> **WHAT THE EXERCISE ASKS**
Go through the data below and gather each line containing "Bound".

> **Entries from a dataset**

------------------------------------------------

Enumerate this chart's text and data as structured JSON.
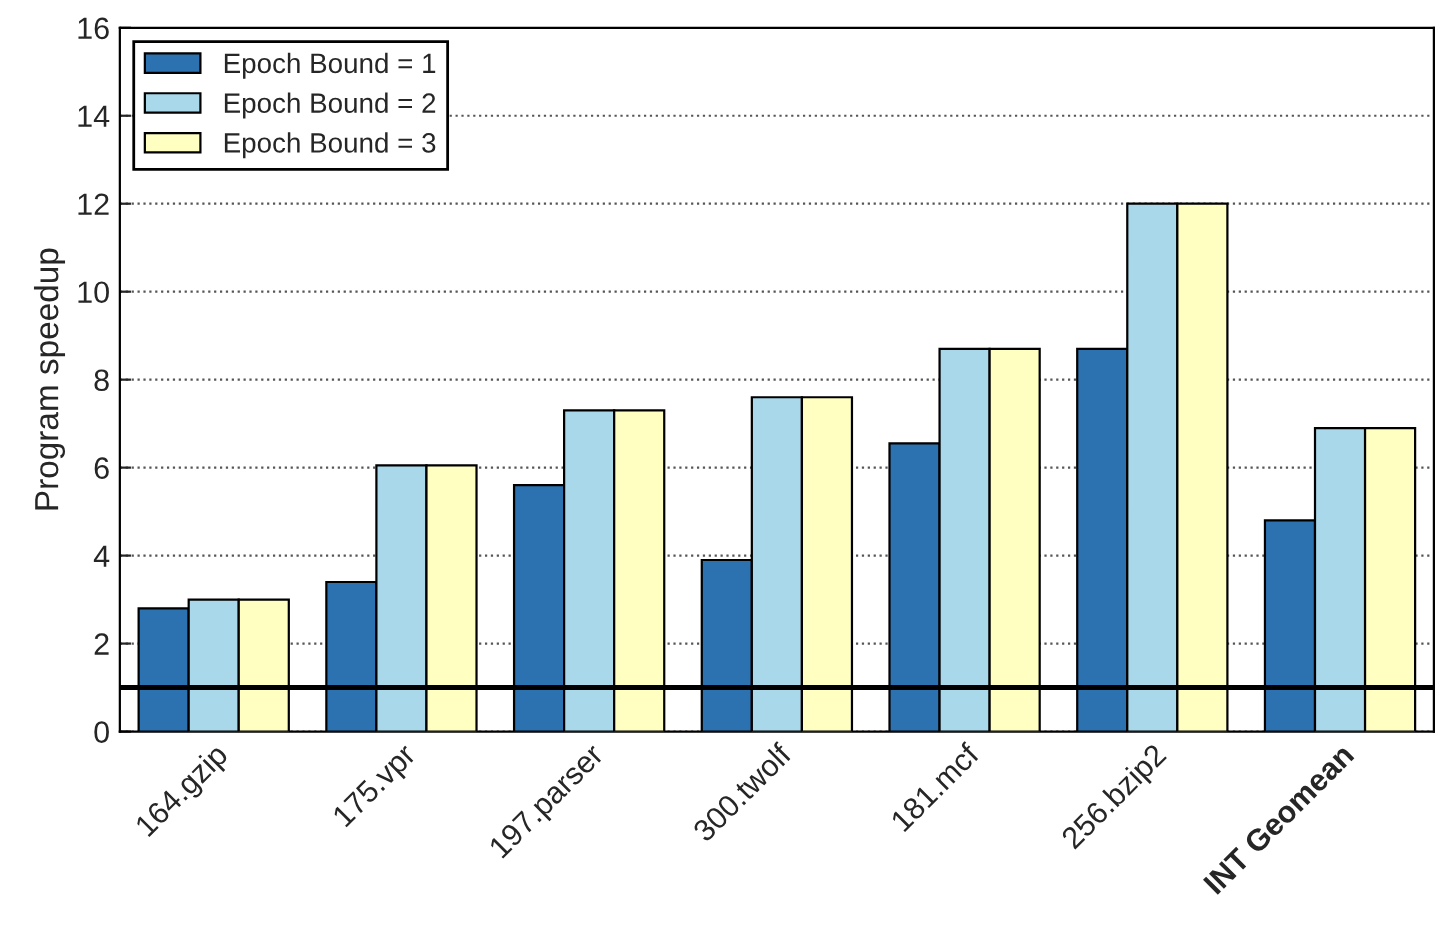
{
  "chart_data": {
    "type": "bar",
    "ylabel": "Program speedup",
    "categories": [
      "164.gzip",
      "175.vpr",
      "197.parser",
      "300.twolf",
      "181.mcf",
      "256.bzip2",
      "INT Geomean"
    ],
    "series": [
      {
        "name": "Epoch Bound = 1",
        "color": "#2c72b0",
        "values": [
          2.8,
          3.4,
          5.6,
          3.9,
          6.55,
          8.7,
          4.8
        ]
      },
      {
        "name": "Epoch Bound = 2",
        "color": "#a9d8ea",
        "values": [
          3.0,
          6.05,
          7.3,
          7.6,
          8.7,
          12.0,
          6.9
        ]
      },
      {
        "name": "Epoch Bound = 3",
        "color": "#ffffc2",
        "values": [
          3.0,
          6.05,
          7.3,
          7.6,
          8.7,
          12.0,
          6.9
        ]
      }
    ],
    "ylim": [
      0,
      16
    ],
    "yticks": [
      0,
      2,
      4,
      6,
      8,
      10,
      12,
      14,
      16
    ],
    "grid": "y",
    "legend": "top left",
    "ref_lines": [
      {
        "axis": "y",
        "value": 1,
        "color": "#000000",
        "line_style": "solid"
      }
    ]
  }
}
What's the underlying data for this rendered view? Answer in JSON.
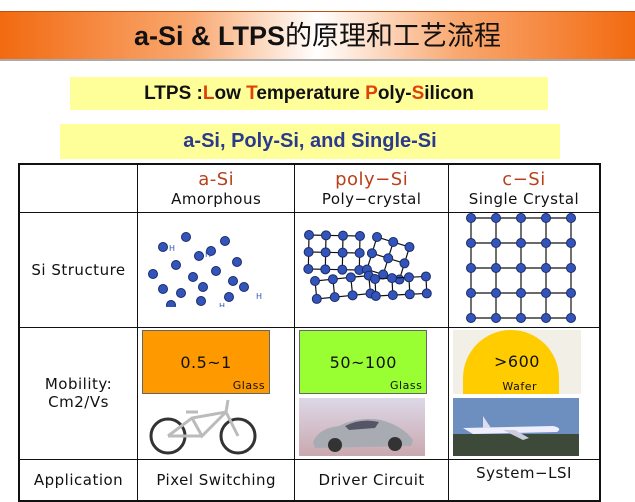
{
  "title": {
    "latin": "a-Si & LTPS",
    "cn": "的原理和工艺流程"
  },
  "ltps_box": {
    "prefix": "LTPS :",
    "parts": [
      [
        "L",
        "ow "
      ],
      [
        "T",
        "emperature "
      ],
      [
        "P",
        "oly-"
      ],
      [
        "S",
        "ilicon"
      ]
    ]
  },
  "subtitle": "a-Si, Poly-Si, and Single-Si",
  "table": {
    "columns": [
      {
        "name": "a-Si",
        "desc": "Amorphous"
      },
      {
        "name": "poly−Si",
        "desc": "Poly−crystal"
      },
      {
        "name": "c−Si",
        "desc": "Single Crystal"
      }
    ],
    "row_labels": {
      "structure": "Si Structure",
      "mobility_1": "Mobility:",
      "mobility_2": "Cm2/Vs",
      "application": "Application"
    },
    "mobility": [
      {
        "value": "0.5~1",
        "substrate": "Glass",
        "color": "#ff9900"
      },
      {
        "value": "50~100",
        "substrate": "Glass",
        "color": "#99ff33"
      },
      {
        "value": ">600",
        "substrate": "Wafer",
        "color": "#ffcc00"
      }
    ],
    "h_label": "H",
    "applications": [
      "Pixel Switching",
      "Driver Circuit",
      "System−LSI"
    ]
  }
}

------------------------------------------------

> **SOLUTION BELOW**
        "name": "Epoch Bound = 1",
        "name": "Epoch Bound = 2",
        "name": "Epoch Bound = 3",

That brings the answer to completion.